Your task is to write out exactly the lines from the line containing "Type out the text in this image." through the end of the records, inclusive at both ends.
=======
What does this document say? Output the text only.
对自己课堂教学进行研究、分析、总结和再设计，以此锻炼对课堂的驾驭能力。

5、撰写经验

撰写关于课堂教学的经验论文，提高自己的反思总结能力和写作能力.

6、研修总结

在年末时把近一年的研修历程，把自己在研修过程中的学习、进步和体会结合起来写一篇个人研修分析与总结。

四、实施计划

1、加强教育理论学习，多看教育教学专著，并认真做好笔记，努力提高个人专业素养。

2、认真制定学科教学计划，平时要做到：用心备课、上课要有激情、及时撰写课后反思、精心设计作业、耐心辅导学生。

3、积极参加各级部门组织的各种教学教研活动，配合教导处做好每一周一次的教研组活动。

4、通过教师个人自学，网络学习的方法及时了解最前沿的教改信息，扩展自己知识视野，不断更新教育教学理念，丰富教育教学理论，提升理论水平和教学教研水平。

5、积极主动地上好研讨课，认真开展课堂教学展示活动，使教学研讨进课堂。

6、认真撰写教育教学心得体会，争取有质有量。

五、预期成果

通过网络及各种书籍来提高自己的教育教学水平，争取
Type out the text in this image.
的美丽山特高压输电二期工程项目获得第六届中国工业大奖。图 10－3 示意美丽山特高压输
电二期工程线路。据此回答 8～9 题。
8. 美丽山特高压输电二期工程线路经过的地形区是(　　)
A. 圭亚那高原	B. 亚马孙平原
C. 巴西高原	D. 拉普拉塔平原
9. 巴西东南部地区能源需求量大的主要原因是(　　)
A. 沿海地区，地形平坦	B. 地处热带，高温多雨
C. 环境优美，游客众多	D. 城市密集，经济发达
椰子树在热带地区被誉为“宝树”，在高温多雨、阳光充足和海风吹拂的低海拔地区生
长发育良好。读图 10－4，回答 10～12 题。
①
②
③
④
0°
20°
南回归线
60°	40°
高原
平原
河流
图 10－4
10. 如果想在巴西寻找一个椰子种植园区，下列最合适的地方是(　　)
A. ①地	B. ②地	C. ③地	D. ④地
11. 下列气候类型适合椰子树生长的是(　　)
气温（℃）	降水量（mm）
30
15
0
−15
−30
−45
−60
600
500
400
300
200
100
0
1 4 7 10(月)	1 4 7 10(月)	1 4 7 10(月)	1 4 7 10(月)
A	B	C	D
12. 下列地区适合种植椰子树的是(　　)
=======
### Result
Type out the text in this image.
的美丽山特高压输电二期工程项目获得第六届中国工业大奖。图 10－3 示意美丽山特高压输
电二期工程线路。据此回答 8～9 题。
8. 美丽山特高压输电二期工程线路经过的地形区是(　　)
A. 圭亚那高原	B. 亚马孙平原
C. 巴西高原	D. 拉普拉塔平原
9. 巴西东南部地区能源需求量大的主要原因是(　　)
A. 沿海地区，地形平坦	B. 地处热带，高温多雨
C. 环境优美，游客众多	D. 城市密集，经济发达
椰子树在热带地区被誉为“宝树”，在高温多雨、阳光充足和海风吹拂的低海拔地区生
长发育良好。读图 10－4，回答 10～12 题。
①
②
③
④
0°
20°
南回归线
60°	40°
高原
平原
河流
图 10－4
10. 如果想在巴西寻找一个椰子种植园区，下列最合适的地方是(　　)
A. ①地	B. ②地	C. ③地	D. ④地
11. 下列气候类型适合椰子树生长的是(　　)
气温（℃）	降水量（mm）
30
15
0
−15
−30
−45
−60
600
500
400
300
200
100
0
1 4 7 10(月)	1 4 7 10(月)	1 4 7 10(月)	1 4 7 10(月)
A	B	C	D
12. 下列地区适合种植椰子树的是(　　)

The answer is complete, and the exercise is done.